The task
Read the material below and count the lines holding the string "Normal". Give that count with nothing added.

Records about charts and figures
++++++++++

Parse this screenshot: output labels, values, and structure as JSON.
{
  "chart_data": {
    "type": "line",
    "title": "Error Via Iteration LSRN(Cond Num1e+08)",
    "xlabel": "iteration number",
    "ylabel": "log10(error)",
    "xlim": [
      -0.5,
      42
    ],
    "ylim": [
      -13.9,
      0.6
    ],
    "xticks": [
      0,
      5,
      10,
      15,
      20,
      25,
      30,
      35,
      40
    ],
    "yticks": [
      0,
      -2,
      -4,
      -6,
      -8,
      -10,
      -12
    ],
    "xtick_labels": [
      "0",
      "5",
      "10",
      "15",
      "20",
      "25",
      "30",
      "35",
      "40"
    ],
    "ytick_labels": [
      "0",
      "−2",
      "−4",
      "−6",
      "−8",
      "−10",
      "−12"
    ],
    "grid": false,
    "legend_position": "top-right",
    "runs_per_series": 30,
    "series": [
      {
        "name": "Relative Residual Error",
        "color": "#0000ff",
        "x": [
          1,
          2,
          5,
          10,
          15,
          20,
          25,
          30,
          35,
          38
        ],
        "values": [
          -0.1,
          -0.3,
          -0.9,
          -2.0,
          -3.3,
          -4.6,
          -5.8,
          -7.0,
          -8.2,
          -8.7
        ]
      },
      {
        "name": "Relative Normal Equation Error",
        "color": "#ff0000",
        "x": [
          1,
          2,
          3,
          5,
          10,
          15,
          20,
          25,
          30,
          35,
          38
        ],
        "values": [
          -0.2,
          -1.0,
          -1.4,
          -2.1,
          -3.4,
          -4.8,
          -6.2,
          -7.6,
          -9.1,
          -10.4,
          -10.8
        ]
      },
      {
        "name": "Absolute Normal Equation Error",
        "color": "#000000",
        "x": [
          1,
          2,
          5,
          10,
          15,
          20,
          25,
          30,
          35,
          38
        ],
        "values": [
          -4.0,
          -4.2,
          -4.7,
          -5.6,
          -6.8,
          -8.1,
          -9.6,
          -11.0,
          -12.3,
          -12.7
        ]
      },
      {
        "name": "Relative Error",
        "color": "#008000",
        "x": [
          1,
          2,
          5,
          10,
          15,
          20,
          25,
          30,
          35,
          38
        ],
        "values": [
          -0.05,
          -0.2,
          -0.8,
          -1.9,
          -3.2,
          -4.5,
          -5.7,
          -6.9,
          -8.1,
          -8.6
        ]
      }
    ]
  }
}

++++++++++

Output of the exercise
2